:: Problem requirements ::
Pick out the lines containing "heading".

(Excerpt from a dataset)
• • • • •

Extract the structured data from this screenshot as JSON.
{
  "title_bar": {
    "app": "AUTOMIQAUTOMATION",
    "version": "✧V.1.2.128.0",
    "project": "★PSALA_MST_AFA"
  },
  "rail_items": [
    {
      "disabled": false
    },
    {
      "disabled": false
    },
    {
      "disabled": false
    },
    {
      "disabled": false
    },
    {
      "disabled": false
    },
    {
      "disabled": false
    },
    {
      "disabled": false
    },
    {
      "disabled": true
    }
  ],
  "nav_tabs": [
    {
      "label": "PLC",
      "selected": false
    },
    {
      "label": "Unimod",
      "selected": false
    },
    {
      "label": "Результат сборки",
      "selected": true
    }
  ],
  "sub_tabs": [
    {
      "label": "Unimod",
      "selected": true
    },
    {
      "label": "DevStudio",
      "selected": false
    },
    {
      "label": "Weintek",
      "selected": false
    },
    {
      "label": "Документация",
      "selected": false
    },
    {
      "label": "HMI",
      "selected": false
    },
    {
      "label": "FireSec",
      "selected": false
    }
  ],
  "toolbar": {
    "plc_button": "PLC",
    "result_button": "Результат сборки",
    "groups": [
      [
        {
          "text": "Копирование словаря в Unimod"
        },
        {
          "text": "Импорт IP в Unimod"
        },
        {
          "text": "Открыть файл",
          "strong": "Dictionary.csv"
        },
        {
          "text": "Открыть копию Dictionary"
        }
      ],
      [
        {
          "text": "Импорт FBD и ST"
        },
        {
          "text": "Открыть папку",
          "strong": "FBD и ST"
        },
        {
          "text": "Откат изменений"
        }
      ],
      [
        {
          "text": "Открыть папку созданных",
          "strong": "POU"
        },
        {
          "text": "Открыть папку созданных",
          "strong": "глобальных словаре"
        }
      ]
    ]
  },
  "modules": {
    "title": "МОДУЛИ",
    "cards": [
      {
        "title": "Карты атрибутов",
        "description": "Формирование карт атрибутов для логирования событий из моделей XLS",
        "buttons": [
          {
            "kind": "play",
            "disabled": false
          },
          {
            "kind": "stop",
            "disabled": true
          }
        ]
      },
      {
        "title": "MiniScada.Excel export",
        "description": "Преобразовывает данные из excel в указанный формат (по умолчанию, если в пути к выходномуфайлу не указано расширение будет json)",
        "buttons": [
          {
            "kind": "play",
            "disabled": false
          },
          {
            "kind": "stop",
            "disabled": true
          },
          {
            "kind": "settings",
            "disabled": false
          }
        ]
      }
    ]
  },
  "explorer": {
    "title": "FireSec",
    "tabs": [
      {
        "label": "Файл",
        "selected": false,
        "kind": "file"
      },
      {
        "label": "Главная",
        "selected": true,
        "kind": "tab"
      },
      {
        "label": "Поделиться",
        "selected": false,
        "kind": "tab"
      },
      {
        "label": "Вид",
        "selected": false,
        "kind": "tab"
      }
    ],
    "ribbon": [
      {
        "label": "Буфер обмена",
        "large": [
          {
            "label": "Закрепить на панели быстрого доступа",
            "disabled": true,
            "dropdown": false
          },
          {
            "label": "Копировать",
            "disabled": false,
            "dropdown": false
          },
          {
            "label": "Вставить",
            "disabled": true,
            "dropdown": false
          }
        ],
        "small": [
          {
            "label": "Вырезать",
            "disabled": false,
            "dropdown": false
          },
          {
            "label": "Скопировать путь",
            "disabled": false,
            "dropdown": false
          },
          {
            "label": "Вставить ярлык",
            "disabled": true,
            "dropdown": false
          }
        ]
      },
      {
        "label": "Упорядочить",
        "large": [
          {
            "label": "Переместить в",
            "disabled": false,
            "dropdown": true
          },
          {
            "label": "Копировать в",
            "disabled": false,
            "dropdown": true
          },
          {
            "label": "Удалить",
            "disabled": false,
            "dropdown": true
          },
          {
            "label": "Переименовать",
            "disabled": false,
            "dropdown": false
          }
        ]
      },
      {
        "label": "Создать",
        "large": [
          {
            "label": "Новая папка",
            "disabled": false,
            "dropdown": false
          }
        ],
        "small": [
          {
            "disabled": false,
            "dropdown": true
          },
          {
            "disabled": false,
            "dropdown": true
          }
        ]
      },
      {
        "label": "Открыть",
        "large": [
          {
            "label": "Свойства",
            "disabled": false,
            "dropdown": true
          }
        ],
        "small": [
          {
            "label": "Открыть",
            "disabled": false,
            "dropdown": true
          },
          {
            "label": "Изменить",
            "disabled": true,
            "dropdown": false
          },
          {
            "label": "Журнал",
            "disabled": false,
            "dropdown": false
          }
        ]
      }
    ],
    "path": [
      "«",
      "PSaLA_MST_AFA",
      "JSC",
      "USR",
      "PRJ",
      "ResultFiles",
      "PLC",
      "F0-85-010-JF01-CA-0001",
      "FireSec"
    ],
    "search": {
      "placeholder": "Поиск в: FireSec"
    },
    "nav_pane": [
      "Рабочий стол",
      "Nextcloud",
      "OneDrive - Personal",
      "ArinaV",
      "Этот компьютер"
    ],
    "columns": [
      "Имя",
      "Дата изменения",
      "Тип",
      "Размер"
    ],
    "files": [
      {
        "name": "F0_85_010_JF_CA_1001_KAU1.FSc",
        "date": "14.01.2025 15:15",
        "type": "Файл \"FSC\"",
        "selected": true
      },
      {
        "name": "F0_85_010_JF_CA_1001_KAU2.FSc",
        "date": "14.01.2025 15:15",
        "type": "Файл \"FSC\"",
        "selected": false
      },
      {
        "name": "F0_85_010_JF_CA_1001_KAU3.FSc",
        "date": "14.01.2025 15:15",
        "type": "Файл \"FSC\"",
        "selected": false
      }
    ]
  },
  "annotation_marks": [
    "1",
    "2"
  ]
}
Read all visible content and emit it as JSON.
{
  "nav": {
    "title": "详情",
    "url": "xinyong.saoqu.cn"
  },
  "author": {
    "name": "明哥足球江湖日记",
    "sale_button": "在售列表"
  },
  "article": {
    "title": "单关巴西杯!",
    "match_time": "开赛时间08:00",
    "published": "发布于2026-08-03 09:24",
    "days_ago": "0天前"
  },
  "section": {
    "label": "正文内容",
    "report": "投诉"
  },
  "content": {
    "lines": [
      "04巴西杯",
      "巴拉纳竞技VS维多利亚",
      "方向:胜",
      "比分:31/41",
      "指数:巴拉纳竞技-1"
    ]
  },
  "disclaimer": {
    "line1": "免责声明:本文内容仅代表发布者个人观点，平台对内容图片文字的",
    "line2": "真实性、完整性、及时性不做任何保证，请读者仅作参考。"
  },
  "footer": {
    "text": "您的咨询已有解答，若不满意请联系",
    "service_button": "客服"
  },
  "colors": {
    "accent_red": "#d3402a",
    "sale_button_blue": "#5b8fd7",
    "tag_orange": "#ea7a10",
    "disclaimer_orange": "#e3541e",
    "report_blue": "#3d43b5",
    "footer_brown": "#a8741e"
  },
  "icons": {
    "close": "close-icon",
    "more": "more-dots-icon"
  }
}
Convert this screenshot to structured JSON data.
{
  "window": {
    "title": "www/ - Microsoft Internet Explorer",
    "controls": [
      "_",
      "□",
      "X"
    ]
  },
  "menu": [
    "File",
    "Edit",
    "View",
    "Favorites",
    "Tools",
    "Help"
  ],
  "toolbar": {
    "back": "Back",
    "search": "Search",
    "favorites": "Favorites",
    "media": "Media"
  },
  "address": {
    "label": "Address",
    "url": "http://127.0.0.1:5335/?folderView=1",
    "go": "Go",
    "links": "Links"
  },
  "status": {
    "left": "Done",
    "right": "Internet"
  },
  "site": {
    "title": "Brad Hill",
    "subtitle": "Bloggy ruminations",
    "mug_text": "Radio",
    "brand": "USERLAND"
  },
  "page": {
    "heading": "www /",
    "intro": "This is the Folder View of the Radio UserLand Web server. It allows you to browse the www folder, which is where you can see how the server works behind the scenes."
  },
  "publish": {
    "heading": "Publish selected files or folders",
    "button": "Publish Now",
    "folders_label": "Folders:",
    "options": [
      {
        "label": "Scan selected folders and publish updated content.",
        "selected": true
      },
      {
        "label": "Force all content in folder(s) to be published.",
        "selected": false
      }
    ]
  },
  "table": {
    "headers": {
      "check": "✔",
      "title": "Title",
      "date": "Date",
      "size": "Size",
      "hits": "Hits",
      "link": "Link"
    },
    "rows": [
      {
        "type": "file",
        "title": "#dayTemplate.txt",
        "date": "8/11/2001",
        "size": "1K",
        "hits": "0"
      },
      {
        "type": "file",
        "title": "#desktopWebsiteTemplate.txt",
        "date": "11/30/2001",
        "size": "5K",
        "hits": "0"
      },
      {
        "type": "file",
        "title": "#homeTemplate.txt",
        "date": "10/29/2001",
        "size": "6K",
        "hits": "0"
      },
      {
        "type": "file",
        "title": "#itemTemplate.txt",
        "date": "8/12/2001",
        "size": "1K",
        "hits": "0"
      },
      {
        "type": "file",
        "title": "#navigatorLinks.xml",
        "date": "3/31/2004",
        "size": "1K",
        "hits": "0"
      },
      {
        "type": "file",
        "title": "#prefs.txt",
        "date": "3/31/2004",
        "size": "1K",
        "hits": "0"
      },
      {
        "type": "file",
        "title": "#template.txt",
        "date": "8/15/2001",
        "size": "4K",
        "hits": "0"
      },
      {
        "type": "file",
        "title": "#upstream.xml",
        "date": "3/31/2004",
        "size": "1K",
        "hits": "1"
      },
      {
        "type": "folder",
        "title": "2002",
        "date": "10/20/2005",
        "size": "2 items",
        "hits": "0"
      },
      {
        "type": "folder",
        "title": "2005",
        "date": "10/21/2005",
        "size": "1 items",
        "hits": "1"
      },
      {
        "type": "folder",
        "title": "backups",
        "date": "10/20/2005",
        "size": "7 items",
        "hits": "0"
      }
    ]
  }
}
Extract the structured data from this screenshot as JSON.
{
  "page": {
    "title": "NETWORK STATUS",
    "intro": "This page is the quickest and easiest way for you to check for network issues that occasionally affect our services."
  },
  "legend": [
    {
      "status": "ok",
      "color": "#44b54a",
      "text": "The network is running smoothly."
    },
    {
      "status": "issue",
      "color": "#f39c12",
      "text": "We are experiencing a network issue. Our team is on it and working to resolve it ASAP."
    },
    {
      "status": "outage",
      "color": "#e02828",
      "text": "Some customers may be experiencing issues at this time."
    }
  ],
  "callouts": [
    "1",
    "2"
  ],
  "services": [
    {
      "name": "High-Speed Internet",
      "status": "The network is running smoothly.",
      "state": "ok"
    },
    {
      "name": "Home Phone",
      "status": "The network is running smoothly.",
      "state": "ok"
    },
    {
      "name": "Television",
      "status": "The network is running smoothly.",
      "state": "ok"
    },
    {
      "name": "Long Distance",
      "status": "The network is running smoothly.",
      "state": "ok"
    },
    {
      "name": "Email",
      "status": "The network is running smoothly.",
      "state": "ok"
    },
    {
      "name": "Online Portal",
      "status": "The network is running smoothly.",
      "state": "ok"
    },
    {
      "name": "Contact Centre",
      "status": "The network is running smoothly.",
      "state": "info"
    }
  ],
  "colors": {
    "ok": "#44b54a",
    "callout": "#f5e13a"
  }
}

• • • • •

:: Complete output ::
    "heading": "www /",
    "heading": "Publish selected files or folders",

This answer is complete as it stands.